— start Entries shown —

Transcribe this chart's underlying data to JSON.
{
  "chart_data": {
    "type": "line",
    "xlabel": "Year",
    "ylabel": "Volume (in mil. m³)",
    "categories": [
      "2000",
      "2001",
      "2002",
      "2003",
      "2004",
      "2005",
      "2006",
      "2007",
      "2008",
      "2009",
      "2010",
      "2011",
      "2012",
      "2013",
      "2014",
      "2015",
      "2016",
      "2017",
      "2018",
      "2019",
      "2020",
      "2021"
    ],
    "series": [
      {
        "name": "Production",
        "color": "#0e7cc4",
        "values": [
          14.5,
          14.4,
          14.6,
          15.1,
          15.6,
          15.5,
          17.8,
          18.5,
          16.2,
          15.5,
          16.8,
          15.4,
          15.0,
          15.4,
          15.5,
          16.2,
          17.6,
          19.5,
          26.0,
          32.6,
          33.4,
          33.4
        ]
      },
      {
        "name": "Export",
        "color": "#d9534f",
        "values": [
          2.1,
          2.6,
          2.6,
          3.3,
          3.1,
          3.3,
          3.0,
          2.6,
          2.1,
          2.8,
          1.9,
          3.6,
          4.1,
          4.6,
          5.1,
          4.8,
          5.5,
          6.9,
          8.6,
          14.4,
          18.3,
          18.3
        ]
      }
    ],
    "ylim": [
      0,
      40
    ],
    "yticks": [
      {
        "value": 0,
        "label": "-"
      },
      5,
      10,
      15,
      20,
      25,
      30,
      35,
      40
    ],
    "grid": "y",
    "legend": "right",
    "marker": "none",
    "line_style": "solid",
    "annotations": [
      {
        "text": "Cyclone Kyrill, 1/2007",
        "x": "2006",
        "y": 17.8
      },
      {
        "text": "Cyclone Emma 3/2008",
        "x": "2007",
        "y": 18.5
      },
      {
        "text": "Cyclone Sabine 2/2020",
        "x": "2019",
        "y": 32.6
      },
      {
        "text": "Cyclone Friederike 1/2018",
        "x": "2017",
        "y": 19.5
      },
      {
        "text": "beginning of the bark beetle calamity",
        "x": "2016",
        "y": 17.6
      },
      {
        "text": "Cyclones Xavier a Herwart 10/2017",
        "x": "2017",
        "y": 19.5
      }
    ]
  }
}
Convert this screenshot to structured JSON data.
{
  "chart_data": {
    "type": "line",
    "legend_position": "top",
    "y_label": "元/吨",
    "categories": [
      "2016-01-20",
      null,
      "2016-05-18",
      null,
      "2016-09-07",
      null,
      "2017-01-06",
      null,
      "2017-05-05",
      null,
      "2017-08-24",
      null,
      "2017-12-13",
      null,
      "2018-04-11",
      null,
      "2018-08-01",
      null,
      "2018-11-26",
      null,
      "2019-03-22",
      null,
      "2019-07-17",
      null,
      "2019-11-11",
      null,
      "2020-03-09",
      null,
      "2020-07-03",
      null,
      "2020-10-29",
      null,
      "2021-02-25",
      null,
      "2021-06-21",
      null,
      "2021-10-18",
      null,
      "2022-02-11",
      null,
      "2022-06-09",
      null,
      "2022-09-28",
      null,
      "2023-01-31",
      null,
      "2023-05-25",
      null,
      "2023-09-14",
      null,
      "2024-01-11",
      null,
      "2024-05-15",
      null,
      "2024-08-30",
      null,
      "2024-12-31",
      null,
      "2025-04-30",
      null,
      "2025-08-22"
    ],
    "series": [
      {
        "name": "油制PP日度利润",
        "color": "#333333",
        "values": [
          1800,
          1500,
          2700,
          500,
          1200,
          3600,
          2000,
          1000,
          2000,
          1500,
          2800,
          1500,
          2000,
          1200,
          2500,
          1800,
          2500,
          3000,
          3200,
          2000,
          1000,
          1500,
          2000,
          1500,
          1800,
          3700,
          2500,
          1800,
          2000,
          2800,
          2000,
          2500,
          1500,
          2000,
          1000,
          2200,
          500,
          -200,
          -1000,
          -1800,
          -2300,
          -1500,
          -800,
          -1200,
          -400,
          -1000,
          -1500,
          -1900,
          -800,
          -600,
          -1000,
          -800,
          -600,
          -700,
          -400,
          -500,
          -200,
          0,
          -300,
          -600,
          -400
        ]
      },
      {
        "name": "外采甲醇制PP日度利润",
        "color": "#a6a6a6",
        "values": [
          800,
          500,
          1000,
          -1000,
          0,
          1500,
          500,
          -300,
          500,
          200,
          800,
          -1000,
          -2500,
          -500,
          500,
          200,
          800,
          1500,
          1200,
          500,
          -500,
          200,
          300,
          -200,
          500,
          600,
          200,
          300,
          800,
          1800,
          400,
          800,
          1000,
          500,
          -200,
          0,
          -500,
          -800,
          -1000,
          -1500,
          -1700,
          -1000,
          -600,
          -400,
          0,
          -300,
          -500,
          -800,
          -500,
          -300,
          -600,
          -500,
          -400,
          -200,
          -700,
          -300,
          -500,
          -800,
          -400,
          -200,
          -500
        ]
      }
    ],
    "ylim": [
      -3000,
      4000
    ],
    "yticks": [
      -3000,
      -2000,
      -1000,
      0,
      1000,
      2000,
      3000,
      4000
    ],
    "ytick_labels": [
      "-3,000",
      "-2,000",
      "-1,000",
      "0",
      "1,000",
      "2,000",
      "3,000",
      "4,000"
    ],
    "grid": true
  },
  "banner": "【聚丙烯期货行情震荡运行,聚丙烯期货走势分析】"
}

— end Entries shown —

#### [What you should do]
Return the whole listing exactly.

#### [Solution for this exercise]
Transcribe this chart's underlying data to JSON.
{
  "chart_data": {
    "type": "line",
    "xlabel": "Year",
    "ylabel": "Volume (in mil. m³)",
    "categories": [
      "2000",
      "2001",
      "2002",
      "2003",
      "2004",
      "2005",
      "2006",
      "2007",
      "2008",
      "2009",
      "2010",
      "2011",
      "2012",
      "2013",
      "2014",
      "2015",
      "2016",
      "2017",
      "2018",
      "2019",
      "2020",
      "2021"
    ],
    "series": [
      {
        "name": "Production",
        "color": "#0e7cc4",
        "values": [
          14.5,
          14.4,
          14.6,
          15.1,
          15.6,
          15.5,
          17.8,
          18.5,
          16.2,
          15.5,
          16.8,
          15.4,
          15.0,
          15.4,
          15.5,
          16.2,
          17.6,
          19.5,
          26.0,
          32.6,
          33.4,
          33.4
        ]
      },
      {
        "name": "Export",
        "color": "#d9534f",
        "values": [
          2.1,
          2.6,
          2.6,
          3.3,
          3.1,
          3.3,
          3.0,
          2.6,
          2.1,
          2.8,
          1.9,
          3.6,
          4.1,
          4.6,
          5.1,
          4.8,
          5.5,
          6.9,
          8.6,
          14.4,
          18.3,
          18.3
        ]
      }
    ],
    "ylim": [
      0,
      40
    ],
    "yticks": [
      {
        "value": 0,
        "label": "-"
      },
      5,
      10,
      15,
      20,
      25,
      30,
      35,
      40
    ],
    "grid": "y",
    "legend": "right",
    "marker": "none",
    "line_style": "solid",
    "annotations": [
      {
        "text": "Cyclone Kyrill, 1/2007",
        "x": "2006",
        "y": 17.8
      },
      {
        "text": "Cyclone Emma 3/2008",
        "x": "2007",
        "y": 18.5
      },
      {
        "text": "Cyclone Sabine 2/2020",
        "x": "2019",
        "y": 32.6
      },
      {
        "text": "Cyclone Friederike 1/2018",
        "x": "2017",
        "y": 19.5
      },
      {
        "text": "beginning of the bark beetle calamity",
        "x": "2016",
        "y": 17.6
      },
      {
        "text": "Cyclones Xavier a Herwart 10/2017",
        "x": "2017",
        "y": 19.5
      }
    ]
  }
}
Convert this screenshot to structured JSON data.
{
  "chart_data": {
    "type": "line",
    "legend_position": "top",
    "y_label": "元/吨",
    "categories": [
      "2016-01-20",
      null,
      "2016-05-18",
      null,
      "2016-09-07",
      null,
      "2017-01-06",
      null,
      "2017-05-05",
      null,
      "2017-08-24",
      null,
      "2017-12-13",
      null,
      "2018-04-11",
      null,
      "2018-08-01",
      null,
      "2018-11-26",
      null,
      "2019-03-22",
      null,
      "2019-07-17",
      null,
      "2019-11-11",
      null,
      "2020-03-09",
      null,
      "2020-07-03",
      null,
      "2020-10-29",
      null,
      "2021-02-25",
      null,
      "2021-06-21",
      null,
      "2021-10-18",
      null,
      "2022-02-11",
      null,
      "2022-06-09",
      null,
      "2022-09-28",
      null,
      "2023-01-31",
      null,
      "2023-05-25",
      null,
      "2023-09-14",
      null,
      "2024-01-11",
      null,
      "2024-05-15",
      null,
      "2024-08-30",
      null,
      "2024-12-31",
      null,
      "2025-04-30",
      null,
      "2025-08-22"
    ],
    "series": [
      {
        "name": "油制PP日度利润",
        "color": "#333333",
        "values": [
          1800,
          1500,
          2700,
          500,
          1200,
          3600,
          2000,
          1000,
          2000,
          1500,
          2800,
          1500,
          2000,
          1200,
          2500,
          1800,
          2500,
          3000,
          3200,
          2000,
          1000,
          1500,
          2000,
          1500,
          1800,
          3700,
          2500,
          1800,
          2000,
          2800,
          2000,
          2500,
          1500,
          2000,
          1000,
          2200,
          500,
          -200,
          -1000,
          -1800,
          -2300,
          -1500,
          -800,
          -1200,
          -400,
          -1000,
          -1500,
          -1900,
          -800,
          -600,
          -1000,
          -800,
          -600,
          -700,
          -400,
          -500,
          -200,
          0,
          -300,
          -600,
          -400
        ]
      },
      {
        "name": "外采甲醇制PP日度利润",
        "color": "#a6a6a6",
        "values": [
          800,
          500,
          1000,
          -1000,
          0,
          1500,
          500,
          -300,
          500,
          200,
          800,
          -1000,
          -2500,
          -500,
          500,
          200,
          800,
          1500,
          1200,
          500,
          -500,
          200,
          300,
          -200,
          500,
          600,
          200,
          300,
          800,
          1800,
          400,
          800,
          1000,
          500,
          -200,
          0,
          -500,
          -800,
          -1000,
          -1500,
          -1700,
          -1000,
          -600,
          -400,
          0,
          -300,
          -500,
          -800,
          -500,
          -300,
          -600,
          -500,
          -400,
          -200,
          -700,
          -300,
          -500,
          -800,
          -400,
          -200,
          -500
        ]
      }
    ],
    "ylim": [
      -3000,
      4000
    ],
    "yticks": [
      -3000,
      -2000,
      -1000,
      0,
      1000,
      2000,
      3000,
      4000
    ],
    "ytick_labels": [
      "-3,000",
      "-2,000",
      "-1,000",
      "0",
      "1,000",
      "2,000",
      "3,000",
      "4,000"
    ],
    "grid": true
  },
  "banner": "【聚丙烯期货行情震荡运行,聚丙烯期货走势分析】"
}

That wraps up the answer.